**Records shown**

******************************

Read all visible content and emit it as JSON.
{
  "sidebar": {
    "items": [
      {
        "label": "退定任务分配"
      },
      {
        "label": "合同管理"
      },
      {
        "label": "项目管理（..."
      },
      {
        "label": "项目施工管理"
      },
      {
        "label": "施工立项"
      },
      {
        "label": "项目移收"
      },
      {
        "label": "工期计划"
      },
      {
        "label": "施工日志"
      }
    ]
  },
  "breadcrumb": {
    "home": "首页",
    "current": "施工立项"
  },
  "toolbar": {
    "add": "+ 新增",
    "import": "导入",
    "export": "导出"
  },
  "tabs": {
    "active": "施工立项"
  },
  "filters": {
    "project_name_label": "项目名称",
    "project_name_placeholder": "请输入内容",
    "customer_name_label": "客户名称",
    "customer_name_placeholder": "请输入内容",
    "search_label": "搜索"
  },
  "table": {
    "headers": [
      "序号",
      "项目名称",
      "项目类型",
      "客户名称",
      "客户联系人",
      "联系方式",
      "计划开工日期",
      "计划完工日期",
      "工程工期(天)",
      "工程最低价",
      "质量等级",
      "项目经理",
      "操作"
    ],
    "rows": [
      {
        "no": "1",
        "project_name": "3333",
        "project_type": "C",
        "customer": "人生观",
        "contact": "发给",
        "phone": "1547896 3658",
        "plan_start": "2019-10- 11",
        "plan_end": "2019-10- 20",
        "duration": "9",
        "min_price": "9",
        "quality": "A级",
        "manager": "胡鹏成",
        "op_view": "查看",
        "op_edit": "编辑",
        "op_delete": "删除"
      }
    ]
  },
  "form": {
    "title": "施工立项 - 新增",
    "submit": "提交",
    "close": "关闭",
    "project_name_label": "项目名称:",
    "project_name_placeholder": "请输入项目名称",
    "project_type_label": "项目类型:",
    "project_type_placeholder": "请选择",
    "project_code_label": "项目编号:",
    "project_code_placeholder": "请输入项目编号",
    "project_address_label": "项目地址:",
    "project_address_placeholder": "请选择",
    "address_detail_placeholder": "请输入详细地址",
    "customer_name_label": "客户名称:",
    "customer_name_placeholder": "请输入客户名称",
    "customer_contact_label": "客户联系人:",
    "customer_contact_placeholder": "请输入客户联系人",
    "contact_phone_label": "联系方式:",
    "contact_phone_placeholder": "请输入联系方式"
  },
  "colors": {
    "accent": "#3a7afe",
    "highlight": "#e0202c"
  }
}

******************************

**Goal**
Extract, word for word, each line of the listing above.

**Completed exercise**
Read all visible content and emit it as JSON.
{
  "sidebar": {
    "items": [
      {
        "label": "退定任务分配"
      },
      {
        "label": "合同管理"
      },
      {
        "label": "项目管理（..."
      },
      {
        "label": "项目施工管理"
      },
      {
        "label": "施工立项"
      },
      {
        "label": "项目移收"
      },
      {
        "label": "工期计划"
      },
      {
        "label": "施工日志"
      }
    ]
  },
  "breadcrumb": {
    "home": "首页",
    "current": "施工立项"
  },
  "toolbar": {
    "add": "+ 新增",
    "import": "导入",
    "export": "导出"
  },
  "tabs": {
    "active": "施工立项"
  },
  "filters": {
    "project_name_label": "项目名称",
    "project_name_placeholder": "请输入内容",
    "customer_name_label": "客户名称",
    "customer_name_placeholder": "请输入内容",
    "search_label": "搜索"
  },
  "table": {
    "headers": [
      "序号",
      "项目名称",
      "项目类型",
      "客户名称",
      "客户联系人",
      "联系方式",
      "计划开工日期",
      "计划完工日期",
      "工程工期(天)",
      "工程最低价",
      "质量等级",
      "项目经理",
      "操作"
    ],
    "rows": [
      {
        "no": "1",
        "project_name": "3333",
        "project_type": "C",
        "customer": "人生观",
        "contact": "发给",
        "phone": "1547896 3658",
        "plan_start": "2019-10- 11",
        "plan_end": "2019-10- 20",
        "duration": "9",
        "min_price": "9",
        "quality": "A级",
        "manager": "胡鹏成",
        "op_view": "查看",
        "op_edit": "编辑",
        "op_delete": "删除"
      }
    ]
  },
  "form": {
    "title": "施工立项 - 新增",
    "submit": "提交",
    "close": "关闭",
    "project_name_label": "项目名称:",
    "project_name_placeholder": "请输入项目名称",
    "project_type_label": "项目类型:",
    "project_type_placeholder": "请选择",
    "project_code_label": "项目编号:",
    "project_code_placeholder": "请输入项目编号",
    "project_address_label": "项目地址:",
    "project_address_placeholder": "请选择",
    "address_detail_placeholder": "请输入详细地址",
    "customer_name_label": "客户名称:",
    "customer_name_placeholder": "请输入客户名称",
    "customer_contact_label": "客户联系人:",
    "customer_contact_placeholder": "请输入客户联系人",
    "contact_phone_label": "联系方式:",
    "contact_phone_placeholder": "请输入联系方式"
  },
  "colors": {
    "accent": "#3a7afe",
    "highlight": "#e0202c"
  }
}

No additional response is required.